→ Your task:
From the listing below, pull out all lines with "Extract" in them.

→ Input for this task:
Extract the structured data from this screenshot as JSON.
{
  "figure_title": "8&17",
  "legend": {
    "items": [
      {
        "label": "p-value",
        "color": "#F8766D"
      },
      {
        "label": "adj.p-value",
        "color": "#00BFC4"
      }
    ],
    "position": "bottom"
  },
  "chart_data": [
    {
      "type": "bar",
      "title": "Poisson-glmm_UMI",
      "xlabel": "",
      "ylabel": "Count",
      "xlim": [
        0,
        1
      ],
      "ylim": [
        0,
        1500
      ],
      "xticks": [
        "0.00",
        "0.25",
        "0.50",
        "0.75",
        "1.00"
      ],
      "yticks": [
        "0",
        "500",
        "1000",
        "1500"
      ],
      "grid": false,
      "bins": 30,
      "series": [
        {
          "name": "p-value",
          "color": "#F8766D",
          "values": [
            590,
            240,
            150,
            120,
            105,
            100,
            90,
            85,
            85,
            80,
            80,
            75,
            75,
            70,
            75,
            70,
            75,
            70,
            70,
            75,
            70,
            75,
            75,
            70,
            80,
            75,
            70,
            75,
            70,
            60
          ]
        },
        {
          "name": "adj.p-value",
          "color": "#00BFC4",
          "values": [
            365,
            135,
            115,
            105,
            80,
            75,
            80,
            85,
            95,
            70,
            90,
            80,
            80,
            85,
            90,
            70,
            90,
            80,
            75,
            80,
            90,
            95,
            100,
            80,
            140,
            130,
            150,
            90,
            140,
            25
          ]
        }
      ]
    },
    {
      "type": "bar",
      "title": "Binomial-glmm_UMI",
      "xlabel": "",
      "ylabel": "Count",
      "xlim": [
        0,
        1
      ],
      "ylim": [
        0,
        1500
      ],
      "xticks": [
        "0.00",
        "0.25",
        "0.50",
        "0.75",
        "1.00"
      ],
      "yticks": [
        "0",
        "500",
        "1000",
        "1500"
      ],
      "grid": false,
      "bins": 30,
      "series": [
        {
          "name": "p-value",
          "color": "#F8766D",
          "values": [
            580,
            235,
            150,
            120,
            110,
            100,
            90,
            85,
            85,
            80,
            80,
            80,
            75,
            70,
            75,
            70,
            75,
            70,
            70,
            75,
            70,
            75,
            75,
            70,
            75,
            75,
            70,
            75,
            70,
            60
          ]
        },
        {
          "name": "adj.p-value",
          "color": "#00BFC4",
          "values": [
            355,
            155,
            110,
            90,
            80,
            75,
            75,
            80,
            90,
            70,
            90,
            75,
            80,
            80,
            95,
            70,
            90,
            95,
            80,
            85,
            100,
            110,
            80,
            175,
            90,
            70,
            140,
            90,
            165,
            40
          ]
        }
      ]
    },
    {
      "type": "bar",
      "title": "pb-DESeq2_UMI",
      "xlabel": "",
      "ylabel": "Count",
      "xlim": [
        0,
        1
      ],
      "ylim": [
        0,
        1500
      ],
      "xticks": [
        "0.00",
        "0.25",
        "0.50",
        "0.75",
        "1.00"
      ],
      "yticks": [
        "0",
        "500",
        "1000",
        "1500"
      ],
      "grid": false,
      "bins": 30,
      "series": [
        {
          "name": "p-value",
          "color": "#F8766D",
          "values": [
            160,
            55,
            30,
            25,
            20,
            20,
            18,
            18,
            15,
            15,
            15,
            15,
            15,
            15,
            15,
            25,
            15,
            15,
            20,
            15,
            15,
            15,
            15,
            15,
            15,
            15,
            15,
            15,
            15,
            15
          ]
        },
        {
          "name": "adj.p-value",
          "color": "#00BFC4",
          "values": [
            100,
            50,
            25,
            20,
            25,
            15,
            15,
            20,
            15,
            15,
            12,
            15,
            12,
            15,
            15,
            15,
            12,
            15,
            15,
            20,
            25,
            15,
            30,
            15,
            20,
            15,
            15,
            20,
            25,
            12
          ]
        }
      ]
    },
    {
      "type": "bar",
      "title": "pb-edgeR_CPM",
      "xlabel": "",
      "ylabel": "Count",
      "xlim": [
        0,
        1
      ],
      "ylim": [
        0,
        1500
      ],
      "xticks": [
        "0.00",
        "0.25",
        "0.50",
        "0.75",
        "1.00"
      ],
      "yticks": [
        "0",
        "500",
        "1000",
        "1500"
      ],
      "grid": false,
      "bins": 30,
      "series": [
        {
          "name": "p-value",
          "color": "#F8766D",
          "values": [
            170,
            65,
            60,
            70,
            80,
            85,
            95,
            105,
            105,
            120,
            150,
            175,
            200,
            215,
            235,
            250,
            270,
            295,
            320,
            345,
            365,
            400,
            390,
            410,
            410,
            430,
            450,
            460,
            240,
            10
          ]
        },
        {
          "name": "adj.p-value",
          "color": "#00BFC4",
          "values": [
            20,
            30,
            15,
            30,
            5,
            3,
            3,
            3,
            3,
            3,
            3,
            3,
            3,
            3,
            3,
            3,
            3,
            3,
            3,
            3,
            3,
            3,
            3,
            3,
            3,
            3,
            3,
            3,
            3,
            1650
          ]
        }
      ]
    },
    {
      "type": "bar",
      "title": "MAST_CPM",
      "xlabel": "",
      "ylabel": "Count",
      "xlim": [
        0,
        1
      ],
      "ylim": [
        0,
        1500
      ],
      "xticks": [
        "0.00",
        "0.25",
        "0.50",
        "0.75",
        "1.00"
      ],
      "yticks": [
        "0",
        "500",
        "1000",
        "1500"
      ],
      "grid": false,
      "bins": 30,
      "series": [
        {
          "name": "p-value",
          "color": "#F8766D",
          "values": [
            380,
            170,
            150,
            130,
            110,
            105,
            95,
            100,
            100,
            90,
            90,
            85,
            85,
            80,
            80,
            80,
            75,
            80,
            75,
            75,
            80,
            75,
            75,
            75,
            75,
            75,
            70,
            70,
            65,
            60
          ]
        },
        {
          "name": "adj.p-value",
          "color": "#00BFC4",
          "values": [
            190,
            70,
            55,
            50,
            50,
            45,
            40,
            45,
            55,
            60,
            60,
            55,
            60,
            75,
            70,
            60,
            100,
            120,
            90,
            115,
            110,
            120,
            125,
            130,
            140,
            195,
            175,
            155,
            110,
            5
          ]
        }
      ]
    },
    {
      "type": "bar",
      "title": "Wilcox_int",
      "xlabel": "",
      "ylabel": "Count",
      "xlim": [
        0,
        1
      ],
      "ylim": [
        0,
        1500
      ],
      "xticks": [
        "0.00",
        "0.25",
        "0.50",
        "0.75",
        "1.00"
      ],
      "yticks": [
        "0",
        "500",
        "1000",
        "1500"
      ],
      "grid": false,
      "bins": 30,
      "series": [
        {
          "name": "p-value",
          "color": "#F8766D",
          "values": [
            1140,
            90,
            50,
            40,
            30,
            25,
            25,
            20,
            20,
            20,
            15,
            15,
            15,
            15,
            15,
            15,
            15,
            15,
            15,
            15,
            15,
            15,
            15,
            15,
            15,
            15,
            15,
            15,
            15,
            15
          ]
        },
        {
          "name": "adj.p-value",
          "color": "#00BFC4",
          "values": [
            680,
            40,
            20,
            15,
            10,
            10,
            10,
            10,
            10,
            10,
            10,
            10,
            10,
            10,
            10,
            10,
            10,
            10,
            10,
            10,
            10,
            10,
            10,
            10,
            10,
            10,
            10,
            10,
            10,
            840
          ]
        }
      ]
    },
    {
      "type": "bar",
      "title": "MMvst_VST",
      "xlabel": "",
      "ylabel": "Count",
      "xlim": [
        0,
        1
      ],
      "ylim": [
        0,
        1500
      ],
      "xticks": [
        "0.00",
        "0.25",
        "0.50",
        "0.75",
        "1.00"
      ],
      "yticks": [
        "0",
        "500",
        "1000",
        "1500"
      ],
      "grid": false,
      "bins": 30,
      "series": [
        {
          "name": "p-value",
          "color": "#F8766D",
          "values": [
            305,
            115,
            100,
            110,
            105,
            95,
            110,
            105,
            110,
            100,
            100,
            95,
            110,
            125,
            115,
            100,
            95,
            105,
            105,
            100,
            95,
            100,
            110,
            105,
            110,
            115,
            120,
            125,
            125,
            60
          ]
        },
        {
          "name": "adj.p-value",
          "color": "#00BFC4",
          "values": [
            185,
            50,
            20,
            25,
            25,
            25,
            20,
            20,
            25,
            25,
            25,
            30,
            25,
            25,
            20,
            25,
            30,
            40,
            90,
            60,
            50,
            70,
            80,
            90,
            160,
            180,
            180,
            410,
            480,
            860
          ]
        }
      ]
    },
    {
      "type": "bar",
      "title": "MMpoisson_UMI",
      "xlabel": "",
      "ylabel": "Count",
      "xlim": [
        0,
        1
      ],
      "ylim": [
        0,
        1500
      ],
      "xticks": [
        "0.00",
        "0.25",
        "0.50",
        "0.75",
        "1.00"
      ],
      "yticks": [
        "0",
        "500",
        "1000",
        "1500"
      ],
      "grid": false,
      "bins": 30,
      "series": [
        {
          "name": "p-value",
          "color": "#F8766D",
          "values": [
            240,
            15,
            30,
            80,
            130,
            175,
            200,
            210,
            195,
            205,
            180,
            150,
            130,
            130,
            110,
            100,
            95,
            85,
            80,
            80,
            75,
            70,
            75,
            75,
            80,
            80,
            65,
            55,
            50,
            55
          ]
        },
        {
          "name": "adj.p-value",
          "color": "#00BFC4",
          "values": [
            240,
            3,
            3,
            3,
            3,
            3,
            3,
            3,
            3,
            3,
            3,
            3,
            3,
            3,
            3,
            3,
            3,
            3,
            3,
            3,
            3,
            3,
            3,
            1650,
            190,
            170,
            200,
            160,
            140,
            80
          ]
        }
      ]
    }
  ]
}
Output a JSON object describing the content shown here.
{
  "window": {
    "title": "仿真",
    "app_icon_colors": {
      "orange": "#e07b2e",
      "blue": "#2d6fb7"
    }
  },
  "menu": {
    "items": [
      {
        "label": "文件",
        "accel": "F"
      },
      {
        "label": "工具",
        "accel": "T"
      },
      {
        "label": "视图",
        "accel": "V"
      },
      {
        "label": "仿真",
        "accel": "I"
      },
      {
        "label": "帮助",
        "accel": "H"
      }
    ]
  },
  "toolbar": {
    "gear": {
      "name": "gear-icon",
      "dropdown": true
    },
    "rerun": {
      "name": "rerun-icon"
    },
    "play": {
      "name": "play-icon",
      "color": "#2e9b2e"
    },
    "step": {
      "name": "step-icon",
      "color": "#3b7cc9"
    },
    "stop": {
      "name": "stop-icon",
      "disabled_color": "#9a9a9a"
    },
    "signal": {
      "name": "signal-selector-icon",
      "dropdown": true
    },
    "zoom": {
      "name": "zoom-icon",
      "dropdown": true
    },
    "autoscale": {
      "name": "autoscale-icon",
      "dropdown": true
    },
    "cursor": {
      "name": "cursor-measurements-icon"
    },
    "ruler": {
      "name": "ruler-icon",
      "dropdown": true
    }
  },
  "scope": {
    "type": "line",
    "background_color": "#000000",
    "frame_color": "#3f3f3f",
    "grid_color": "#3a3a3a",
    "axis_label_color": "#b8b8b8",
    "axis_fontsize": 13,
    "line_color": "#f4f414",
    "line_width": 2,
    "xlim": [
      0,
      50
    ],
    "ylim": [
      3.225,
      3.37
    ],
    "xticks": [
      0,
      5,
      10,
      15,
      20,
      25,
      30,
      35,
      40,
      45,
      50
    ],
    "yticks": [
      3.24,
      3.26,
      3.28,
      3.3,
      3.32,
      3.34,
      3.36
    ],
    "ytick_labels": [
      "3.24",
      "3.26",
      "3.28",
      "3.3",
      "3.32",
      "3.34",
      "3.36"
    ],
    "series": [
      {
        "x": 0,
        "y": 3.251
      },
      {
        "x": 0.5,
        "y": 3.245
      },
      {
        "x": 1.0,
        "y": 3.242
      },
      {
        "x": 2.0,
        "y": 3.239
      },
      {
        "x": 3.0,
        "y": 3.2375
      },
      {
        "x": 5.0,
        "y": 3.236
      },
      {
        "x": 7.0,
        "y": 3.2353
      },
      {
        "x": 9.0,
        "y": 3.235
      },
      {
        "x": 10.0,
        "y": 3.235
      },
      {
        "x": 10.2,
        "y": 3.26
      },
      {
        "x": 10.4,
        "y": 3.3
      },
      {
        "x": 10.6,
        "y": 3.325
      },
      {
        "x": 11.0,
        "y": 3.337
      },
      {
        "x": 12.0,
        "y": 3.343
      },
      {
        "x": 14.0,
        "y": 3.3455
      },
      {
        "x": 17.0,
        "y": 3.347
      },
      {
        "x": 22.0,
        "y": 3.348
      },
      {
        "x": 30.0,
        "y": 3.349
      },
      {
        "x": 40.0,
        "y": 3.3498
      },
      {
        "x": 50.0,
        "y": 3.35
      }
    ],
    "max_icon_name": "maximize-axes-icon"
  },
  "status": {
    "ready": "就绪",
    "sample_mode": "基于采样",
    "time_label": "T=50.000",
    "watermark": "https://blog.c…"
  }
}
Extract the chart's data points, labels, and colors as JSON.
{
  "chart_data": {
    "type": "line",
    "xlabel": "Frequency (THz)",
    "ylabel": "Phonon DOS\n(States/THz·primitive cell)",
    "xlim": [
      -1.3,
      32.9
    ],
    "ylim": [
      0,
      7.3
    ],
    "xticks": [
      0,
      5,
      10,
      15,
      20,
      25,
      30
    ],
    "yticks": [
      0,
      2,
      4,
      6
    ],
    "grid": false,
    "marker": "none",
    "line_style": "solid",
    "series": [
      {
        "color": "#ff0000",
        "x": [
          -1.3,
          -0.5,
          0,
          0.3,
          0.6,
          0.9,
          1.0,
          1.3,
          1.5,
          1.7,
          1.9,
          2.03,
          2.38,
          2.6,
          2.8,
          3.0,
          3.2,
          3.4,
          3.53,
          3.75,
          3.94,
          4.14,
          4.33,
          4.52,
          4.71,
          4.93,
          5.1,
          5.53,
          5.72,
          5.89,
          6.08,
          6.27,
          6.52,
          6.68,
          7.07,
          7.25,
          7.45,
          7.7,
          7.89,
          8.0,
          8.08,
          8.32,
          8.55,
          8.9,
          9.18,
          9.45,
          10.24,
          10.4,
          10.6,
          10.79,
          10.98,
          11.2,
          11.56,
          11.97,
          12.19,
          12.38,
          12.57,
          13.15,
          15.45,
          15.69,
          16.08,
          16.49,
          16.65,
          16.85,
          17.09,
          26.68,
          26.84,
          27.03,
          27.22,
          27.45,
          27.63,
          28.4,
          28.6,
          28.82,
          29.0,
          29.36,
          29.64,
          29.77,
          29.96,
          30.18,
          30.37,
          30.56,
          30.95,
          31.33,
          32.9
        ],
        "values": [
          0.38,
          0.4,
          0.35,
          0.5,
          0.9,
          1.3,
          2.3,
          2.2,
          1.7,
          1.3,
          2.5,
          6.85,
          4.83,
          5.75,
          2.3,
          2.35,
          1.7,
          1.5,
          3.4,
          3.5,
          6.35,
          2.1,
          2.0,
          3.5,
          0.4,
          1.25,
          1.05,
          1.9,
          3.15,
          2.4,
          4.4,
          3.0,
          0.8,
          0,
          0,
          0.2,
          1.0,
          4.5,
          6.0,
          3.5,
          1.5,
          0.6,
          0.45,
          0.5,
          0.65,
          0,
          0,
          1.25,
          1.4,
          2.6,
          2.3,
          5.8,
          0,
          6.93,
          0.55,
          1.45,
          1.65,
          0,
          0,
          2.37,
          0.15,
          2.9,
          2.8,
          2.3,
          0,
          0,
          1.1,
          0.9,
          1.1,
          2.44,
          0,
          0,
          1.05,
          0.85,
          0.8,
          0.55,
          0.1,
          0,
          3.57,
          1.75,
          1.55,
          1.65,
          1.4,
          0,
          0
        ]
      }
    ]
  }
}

→ Output:
Extract the structured data from this screenshot as JSON.
Extract the chart's data points, labels, and colors as JSON.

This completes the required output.